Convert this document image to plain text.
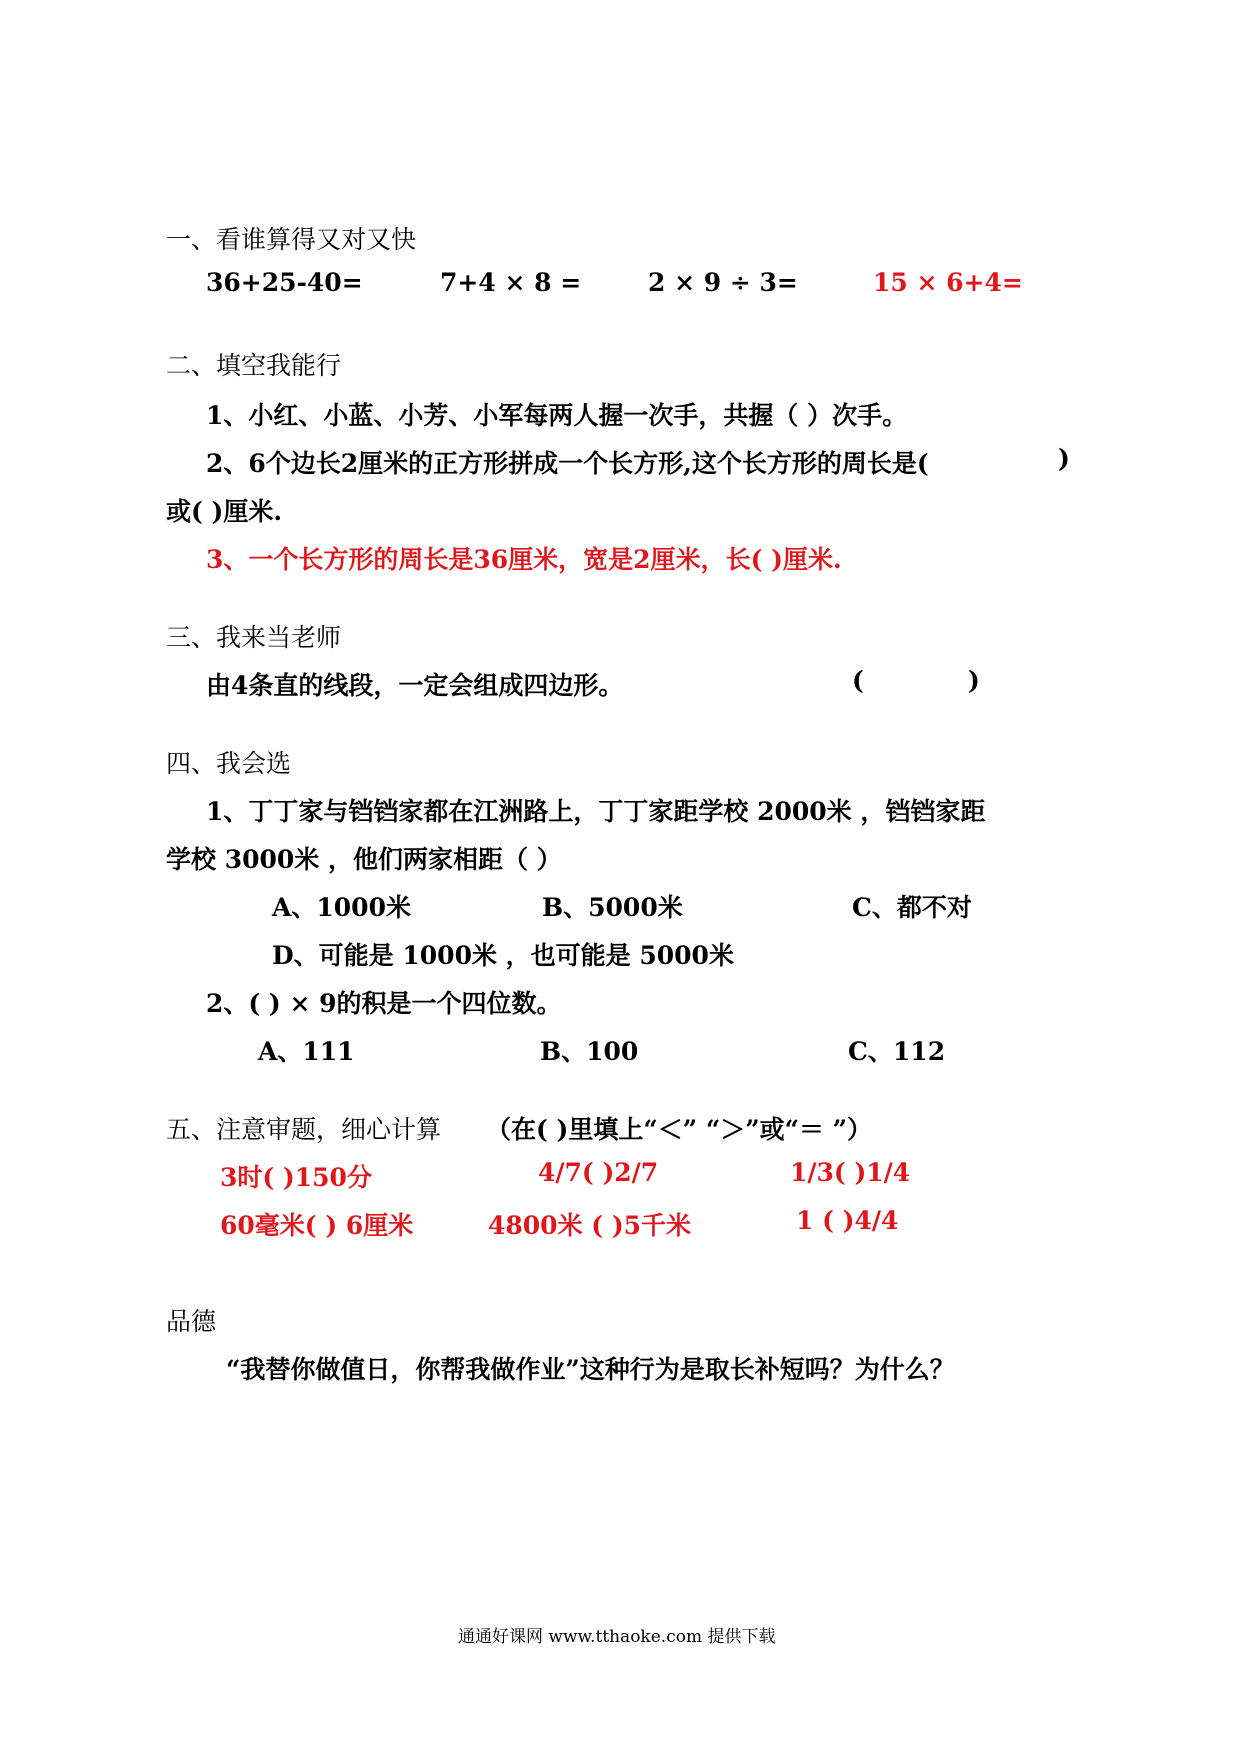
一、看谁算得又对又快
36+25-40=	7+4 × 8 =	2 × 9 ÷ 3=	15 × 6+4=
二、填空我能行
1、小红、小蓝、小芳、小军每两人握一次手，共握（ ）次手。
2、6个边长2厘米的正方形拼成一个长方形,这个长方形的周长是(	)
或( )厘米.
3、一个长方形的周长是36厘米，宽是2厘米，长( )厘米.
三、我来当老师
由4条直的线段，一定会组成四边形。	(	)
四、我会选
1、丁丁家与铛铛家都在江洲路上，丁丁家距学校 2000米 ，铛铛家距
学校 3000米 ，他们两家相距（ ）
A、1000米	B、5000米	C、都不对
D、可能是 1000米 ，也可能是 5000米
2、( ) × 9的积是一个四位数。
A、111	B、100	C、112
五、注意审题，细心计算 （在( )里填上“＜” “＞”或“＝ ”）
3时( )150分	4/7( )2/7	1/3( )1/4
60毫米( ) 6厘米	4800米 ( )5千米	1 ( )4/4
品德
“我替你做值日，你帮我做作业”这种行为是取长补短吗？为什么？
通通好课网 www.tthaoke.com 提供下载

▬▬▬

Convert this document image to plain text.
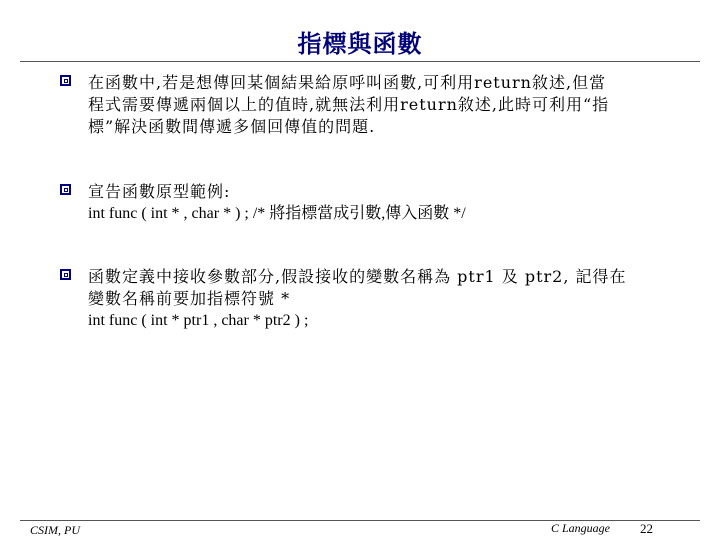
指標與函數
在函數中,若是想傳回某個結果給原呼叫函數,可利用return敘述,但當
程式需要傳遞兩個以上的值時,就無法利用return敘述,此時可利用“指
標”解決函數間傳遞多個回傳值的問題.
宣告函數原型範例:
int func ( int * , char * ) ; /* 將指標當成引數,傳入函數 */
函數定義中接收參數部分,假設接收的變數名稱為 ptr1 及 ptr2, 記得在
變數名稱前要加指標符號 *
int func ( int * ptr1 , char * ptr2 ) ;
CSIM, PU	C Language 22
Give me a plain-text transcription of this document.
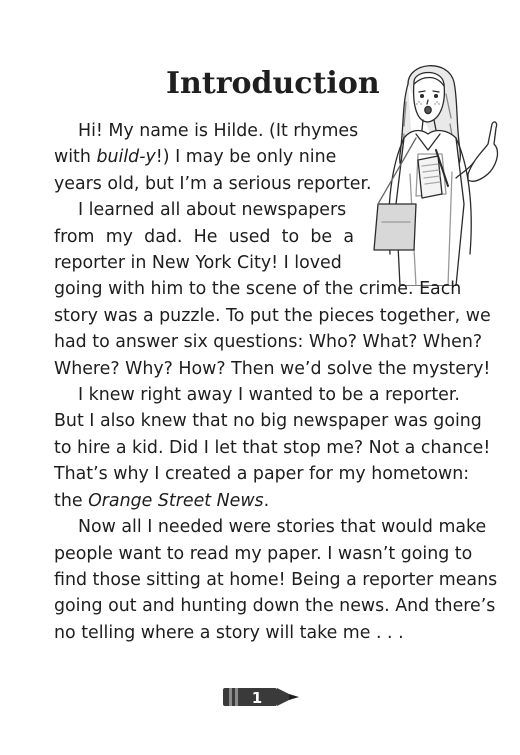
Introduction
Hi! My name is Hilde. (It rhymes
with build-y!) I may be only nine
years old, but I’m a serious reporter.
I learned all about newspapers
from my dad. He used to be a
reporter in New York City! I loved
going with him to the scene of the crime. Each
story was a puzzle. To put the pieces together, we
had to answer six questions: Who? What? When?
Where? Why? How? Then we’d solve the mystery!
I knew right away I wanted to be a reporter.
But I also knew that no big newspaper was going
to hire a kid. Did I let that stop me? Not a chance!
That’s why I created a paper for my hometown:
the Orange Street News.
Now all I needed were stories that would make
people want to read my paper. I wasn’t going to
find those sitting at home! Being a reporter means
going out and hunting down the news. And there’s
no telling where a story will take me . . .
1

▬▬▬

* TASK INSTRUCTIONS *
Search the data for the string "knew" and copy each line where it appears.

* COMPLETED TASK *
I knew right away I wanted to be a reporter.
But I also knew that no big newspaper was going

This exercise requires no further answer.